Raw records
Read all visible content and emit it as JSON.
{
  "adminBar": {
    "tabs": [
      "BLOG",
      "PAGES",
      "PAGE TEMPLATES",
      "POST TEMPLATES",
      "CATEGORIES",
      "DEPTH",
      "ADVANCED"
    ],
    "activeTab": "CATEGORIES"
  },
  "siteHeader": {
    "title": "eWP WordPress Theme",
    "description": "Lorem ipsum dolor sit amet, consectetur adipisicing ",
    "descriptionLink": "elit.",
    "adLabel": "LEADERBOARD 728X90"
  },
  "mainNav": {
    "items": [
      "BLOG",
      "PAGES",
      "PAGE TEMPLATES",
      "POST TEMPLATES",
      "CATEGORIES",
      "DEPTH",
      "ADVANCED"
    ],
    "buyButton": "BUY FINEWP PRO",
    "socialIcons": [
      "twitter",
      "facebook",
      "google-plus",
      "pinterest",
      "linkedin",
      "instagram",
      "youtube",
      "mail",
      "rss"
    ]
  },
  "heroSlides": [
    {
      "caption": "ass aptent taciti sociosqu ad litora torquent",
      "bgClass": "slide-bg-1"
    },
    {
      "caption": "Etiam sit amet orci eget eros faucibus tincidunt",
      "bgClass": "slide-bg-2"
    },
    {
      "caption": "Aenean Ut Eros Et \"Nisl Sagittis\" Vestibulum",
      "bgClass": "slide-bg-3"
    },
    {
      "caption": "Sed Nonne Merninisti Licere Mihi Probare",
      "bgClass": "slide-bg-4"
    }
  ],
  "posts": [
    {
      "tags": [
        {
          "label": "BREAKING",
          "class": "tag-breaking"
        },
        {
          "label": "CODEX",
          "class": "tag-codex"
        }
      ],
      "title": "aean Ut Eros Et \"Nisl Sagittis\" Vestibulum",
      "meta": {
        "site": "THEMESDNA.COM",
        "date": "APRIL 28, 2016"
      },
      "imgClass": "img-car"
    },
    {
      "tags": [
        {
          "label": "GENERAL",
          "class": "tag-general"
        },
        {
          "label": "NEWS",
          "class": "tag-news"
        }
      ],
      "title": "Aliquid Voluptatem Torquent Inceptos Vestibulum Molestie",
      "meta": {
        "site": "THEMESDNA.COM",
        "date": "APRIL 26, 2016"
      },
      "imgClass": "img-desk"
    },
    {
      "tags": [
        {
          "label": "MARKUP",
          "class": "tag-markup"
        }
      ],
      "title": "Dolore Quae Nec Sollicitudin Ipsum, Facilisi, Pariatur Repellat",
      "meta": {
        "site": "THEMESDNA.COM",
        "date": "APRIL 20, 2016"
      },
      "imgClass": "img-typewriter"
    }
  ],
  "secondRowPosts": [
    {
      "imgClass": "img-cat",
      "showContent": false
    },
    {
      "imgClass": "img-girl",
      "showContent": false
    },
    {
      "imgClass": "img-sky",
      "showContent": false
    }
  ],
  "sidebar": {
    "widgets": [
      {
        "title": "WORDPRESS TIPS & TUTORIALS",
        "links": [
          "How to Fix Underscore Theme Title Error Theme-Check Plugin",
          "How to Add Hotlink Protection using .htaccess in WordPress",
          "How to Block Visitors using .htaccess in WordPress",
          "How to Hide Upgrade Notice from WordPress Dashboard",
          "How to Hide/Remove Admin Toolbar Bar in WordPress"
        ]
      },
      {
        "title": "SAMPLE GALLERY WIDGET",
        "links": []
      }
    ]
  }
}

Set task
Identify all lines where the word "Hide" shows up. Copy them.

Task answer
          "How to Hide Upgrade Notice from WordPress Dashboard",
          "How to Hide/Remove Admin Toolbar Bar in WordPress"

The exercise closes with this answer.